**Objective**.
In your copy, leave out the pictures and repeat the entries below exactly.

**Data for the task**.
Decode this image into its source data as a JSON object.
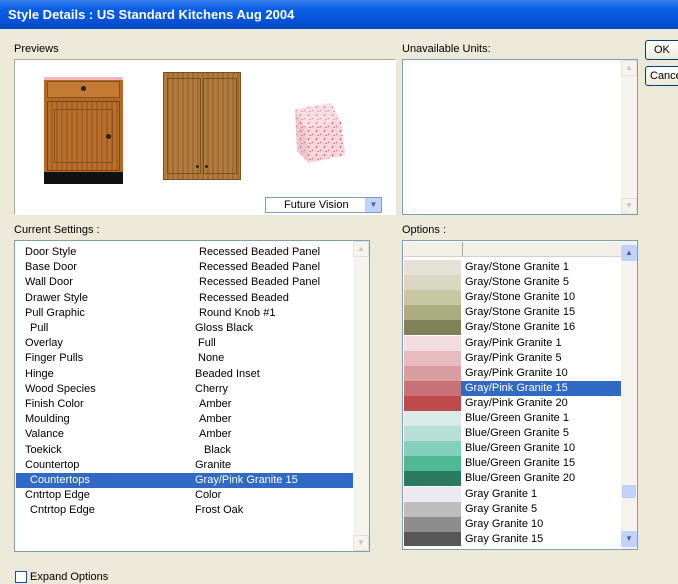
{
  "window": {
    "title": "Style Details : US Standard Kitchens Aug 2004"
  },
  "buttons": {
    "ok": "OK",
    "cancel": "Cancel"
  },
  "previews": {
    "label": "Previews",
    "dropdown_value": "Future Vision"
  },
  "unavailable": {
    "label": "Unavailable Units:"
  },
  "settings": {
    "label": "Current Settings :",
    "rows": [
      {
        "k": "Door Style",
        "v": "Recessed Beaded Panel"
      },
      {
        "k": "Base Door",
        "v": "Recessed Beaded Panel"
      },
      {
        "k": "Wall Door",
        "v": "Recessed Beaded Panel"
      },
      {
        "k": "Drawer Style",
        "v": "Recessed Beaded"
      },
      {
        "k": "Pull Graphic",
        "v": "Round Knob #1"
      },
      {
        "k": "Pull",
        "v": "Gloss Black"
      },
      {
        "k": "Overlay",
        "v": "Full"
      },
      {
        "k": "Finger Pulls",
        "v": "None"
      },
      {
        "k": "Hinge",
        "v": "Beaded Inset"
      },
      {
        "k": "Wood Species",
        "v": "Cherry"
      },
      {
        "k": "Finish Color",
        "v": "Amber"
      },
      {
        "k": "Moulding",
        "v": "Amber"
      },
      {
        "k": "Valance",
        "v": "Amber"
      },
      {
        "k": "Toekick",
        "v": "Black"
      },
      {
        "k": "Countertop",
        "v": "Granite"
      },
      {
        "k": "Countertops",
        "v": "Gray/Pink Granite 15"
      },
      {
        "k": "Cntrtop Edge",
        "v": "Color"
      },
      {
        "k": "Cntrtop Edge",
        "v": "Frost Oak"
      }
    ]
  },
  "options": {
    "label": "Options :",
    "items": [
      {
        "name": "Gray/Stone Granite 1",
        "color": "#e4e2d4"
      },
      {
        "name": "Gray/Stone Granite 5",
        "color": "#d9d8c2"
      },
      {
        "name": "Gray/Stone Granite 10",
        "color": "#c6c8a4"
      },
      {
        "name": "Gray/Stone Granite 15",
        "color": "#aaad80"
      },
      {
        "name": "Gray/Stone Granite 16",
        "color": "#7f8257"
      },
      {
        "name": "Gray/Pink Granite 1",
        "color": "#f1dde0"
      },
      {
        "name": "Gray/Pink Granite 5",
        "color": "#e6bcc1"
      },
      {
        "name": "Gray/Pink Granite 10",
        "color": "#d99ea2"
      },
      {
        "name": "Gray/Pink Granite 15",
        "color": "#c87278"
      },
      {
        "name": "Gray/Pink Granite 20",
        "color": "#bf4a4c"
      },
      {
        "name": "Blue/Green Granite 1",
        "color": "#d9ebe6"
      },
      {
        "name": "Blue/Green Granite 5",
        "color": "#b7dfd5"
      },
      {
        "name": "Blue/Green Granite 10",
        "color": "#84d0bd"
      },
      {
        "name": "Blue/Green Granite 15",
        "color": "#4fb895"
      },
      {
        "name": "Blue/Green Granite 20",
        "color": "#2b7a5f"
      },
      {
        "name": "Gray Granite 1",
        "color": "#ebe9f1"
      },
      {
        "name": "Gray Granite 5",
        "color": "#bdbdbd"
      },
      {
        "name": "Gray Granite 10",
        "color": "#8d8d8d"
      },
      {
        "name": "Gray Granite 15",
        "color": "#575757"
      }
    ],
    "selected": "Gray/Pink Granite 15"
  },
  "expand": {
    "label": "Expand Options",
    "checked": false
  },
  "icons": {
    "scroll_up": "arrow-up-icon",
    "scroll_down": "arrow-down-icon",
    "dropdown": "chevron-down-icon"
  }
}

**Exercise response**.
Decode this image into its source data as a JSON object.
{
  "window": {
    "title": "Style Details : US Standard Kitchens Aug 2004"
  },
  "buttons": {
    "ok": "OK",
    "cancel": "Cancel"
  },
  "previews": {
    "label": "Previews",
    "dropdown_value": "Future Vision"
  },
  "unavailable": {
    "label": "Unavailable Units:"
  },
  "settings": {
    "label": "Current Settings :",
    "rows": [
      {
        "k": "Door Style",
        "v": "Recessed Beaded Panel"
      },
      {
        "k": "Base Door",
        "v": "Recessed Beaded Panel"
      },
      {
        "k": "Wall Door",
        "v": "Recessed Beaded Panel"
      },
      {
        "k": "Drawer Style",
        "v": "Recessed Beaded"
      },
      {
        "k": "Pull Graphic",
        "v": "Round Knob #1"
      },
      {
        "k": "Pull",
        "v": "Gloss Black"
      },
      {
        "k": "Overlay",
        "v": "Full"
      },
      {
        "k": "Finger Pulls",
        "v": "None"
      },
      {
        "k": "Hinge",
        "v": "Beaded Inset"
      },
      {
        "k": "Wood Species",
        "v": "Cherry"
      },
      {
        "k": "Finish Color",
        "v": "Amber"
      },
      {
        "k": "Moulding",
        "v": "Amber"
      },
      {
        "k": "Valance",
        "v": "Amber"
      },
      {
        "k": "Toekick",
        "v": "Black"
      },
      {
        "k": "Countertop",
        "v": "Granite"
      },
      {
        "k": "Countertops",
        "v": "Gray/Pink Granite 15"
      },
      {
        "k": "Cntrtop Edge",
        "v": "Color"
      },
      {
        "k": "Cntrtop Edge",
        "v": "Frost Oak"
      }
    ]
  },
  "options": {
    "label": "Options :",
    "items": [
      {
        "name": "Gray/Stone Granite 1",
        "color": "#e4e2d4"
      },
      {
        "name": "Gray/Stone Granite 5",
        "color": "#d9d8c2"
      },
      {
        "name": "Gray/Stone Granite 10",
        "color": "#c6c8a4"
      },
      {
        "name": "Gray/Stone Granite 15",
        "color": "#aaad80"
      },
      {
        "name": "Gray/Stone Granite 16",
        "color": "#7f8257"
      },
      {
        "name": "Gray/Pink Granite 1",
        "color": "#f1dde0"
      },
      {
        "name": "Gray/Pink Granite 5",
        "color": "#e6bcc1"
      },
      {
        "name": "Gray/Pink Granite 10",
        "color": "#d99ea2"
      },
      {
        "name": "Gray/Pink Granite 15",
        "color": "#c87278"
      },
      {
        "name": "Gray/Pink Granite 20",
        "color": "#bf4a4c"
      },
      {
        "name": "Blue/Green Granite 1",
        "color": "#d9ebe6"
      },
      {
        "name": "Blue/Green Granite 5",
        "color": "#b7dfd5"
      },
      {
        "name": "Blue/Green Granite 10",
        "color": "#84d0bd"
      },
      {
        "name": "Blue/Green Granite 15",
        "color": "#4fb895"
      },
      {
        "name": "Blue/Green Granite 20",
        "color": "#2b7a5f"
      },
      {
        "name": "Gray Granite 1",
        "color": "#ebe9f1"
      },
      {
        "name": "Gray Granite 5",
        "color": "#bdbdbd"
      },
      {
        "name": "Gray Granite 10",
        "color": "#8d8d8d"
      },
      {
        "name": "Gray Granite 15",
        "color": "#575757"
      }
    ],
    "selected": "Gray/Pink Granite 15"
  },
  "expand": {
    "label": "Expand Options",
    "checked": false
  },
  "icons": {
    "scroll_up": "arrow-up-icon",
    "scroll_down": "arrow-down-icon",
    "dropdown": "chevron-down-icon"
  }
}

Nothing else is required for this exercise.